[Begin EXTRACTED RECORDS]

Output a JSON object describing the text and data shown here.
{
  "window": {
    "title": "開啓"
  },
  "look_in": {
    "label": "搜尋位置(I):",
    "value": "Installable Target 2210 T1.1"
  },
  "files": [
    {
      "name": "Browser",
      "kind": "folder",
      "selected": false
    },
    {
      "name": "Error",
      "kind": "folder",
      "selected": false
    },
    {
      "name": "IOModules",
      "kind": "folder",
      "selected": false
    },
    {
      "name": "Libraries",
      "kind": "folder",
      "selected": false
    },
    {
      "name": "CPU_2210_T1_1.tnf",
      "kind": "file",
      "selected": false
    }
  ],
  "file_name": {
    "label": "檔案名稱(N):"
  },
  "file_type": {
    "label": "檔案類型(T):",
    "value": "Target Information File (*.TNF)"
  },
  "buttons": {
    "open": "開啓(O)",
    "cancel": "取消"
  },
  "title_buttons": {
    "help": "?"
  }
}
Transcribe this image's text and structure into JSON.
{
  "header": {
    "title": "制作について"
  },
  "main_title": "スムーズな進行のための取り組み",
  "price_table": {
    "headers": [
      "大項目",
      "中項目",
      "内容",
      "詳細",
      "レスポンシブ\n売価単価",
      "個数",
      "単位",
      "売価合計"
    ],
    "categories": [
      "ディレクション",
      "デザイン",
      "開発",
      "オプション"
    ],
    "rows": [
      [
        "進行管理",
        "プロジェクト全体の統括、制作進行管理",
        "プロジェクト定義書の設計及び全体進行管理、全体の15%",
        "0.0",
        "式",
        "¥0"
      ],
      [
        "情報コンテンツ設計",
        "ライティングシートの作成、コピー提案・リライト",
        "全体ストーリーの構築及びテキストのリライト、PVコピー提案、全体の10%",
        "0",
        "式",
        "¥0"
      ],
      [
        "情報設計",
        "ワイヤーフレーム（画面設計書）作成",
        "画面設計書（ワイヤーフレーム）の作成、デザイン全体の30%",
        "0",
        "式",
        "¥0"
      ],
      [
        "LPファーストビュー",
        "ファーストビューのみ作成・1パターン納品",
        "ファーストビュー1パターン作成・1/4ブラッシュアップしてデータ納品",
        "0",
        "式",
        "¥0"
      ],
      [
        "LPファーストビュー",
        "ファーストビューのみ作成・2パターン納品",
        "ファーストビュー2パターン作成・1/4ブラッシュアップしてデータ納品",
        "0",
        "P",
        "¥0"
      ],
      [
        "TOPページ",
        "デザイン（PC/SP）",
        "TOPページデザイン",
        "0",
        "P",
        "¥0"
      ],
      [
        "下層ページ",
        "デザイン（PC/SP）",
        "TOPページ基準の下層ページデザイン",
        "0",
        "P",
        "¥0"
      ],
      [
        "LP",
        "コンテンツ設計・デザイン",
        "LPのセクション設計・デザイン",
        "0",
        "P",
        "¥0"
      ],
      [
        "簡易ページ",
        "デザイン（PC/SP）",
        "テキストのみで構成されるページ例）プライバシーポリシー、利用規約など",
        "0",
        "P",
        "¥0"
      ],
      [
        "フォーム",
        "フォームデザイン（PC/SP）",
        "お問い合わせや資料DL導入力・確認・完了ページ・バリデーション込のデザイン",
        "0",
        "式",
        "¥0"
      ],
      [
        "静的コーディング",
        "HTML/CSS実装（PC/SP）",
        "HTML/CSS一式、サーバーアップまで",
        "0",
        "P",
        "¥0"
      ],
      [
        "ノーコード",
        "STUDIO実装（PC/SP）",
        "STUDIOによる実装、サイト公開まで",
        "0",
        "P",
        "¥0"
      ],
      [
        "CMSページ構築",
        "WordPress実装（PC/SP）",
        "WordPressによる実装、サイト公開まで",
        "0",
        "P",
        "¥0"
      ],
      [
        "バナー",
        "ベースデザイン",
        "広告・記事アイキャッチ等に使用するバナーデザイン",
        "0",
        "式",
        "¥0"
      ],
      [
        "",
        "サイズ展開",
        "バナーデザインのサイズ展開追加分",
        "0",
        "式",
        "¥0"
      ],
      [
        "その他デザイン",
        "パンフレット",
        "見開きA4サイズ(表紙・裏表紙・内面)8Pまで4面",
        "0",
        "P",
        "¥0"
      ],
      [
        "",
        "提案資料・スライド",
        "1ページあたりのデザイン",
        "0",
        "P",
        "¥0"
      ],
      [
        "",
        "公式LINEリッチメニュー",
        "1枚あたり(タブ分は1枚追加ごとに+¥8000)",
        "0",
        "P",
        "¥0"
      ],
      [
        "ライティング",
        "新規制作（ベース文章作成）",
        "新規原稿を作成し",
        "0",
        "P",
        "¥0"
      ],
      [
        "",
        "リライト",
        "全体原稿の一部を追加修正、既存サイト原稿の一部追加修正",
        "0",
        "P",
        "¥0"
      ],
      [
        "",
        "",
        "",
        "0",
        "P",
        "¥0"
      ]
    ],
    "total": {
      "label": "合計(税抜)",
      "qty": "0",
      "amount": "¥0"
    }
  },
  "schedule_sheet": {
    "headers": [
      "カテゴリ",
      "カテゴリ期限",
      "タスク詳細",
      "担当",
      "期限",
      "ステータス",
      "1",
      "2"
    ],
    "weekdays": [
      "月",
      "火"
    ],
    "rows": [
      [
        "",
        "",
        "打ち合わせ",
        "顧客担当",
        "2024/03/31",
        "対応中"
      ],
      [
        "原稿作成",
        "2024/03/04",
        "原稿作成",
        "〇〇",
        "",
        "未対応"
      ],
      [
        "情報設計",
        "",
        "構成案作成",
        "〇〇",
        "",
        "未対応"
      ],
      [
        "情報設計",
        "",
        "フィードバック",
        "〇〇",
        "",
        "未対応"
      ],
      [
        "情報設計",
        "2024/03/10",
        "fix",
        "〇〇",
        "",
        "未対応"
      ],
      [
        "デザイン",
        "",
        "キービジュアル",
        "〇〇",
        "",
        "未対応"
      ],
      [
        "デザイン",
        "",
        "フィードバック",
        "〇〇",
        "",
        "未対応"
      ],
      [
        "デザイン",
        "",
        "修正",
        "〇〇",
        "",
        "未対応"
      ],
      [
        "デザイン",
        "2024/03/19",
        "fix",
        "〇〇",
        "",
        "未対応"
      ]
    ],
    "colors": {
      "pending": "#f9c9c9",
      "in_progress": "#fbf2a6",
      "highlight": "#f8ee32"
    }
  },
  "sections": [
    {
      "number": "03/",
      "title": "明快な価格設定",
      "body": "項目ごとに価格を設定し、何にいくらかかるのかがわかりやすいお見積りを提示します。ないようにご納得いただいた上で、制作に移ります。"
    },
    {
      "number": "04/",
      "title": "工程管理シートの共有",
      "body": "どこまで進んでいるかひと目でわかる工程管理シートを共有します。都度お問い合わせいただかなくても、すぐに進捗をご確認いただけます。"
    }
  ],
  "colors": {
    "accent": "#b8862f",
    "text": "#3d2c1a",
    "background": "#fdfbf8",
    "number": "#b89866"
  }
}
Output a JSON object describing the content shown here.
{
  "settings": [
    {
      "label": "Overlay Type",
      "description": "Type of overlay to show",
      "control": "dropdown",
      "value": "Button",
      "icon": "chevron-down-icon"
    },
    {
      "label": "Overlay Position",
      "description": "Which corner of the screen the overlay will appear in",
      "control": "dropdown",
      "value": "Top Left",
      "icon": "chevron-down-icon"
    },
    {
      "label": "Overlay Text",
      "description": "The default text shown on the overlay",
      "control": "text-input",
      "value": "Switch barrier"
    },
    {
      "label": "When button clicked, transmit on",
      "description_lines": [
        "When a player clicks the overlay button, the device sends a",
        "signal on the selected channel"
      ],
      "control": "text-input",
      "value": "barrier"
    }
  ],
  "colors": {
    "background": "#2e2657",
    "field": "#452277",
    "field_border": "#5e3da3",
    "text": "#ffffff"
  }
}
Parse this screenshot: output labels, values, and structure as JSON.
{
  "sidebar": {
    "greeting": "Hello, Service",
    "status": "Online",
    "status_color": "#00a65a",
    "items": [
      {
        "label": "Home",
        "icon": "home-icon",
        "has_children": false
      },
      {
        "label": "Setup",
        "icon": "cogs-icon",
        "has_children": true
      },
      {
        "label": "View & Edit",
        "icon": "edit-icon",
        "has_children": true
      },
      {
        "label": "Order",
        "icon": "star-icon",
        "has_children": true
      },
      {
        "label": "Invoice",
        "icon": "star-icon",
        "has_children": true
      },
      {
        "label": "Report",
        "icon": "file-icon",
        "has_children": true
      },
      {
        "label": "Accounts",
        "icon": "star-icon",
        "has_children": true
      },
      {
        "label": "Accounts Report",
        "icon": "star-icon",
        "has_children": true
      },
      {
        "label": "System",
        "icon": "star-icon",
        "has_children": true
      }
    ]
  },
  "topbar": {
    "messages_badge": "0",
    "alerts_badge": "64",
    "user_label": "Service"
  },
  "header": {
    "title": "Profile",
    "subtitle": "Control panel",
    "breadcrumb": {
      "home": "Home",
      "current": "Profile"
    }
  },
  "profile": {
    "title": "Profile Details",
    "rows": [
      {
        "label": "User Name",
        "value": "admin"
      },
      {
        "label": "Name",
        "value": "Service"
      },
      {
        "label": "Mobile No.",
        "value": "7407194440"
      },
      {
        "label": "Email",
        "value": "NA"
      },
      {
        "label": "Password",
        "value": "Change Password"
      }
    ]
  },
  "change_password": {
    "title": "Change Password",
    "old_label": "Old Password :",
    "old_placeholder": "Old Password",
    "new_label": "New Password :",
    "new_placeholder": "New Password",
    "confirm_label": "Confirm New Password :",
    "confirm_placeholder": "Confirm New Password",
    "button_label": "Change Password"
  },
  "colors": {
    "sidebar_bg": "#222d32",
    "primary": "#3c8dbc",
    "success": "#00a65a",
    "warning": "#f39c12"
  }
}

[End EXTRACTED RECORDS]

◆ **WHAT IS NEEDED**
Give the number of lines containing the word "object". No other answer is needed.

◆ **RESPONSE BELOW**
2